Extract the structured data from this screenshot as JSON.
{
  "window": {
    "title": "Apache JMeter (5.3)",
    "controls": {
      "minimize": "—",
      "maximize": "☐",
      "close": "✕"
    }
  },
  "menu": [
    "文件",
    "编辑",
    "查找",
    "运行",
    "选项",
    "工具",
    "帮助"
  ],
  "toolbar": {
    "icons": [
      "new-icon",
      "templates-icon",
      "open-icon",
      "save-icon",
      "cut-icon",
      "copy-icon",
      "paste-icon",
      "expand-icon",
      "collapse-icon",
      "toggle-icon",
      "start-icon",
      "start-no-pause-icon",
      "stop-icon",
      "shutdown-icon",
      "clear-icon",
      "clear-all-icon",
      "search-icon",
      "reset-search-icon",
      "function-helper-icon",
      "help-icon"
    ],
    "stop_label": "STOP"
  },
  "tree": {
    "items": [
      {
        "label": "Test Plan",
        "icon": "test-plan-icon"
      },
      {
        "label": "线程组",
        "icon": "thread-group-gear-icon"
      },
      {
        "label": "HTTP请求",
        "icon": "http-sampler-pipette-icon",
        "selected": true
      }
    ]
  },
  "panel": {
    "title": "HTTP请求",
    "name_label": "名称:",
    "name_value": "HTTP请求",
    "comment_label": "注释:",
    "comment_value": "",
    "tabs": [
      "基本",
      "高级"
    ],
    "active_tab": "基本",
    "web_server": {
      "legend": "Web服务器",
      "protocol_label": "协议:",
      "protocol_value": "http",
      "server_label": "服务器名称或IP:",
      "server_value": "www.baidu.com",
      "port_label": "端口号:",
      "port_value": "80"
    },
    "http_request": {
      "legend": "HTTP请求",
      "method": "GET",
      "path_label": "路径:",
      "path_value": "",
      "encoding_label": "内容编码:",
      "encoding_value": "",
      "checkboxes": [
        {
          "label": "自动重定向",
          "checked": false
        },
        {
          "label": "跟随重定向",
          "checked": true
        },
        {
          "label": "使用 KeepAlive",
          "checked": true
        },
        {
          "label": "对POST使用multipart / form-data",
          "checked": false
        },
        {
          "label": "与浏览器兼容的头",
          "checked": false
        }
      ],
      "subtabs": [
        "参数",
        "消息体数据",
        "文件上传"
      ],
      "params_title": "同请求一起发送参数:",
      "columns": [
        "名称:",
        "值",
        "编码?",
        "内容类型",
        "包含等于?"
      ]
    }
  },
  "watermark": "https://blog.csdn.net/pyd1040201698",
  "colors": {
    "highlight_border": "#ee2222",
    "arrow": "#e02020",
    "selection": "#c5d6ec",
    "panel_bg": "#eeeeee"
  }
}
--------------------------------
= What is expected =
Respond with nothing but the number of lines in the entries that contain the string "data".

= The reply =
2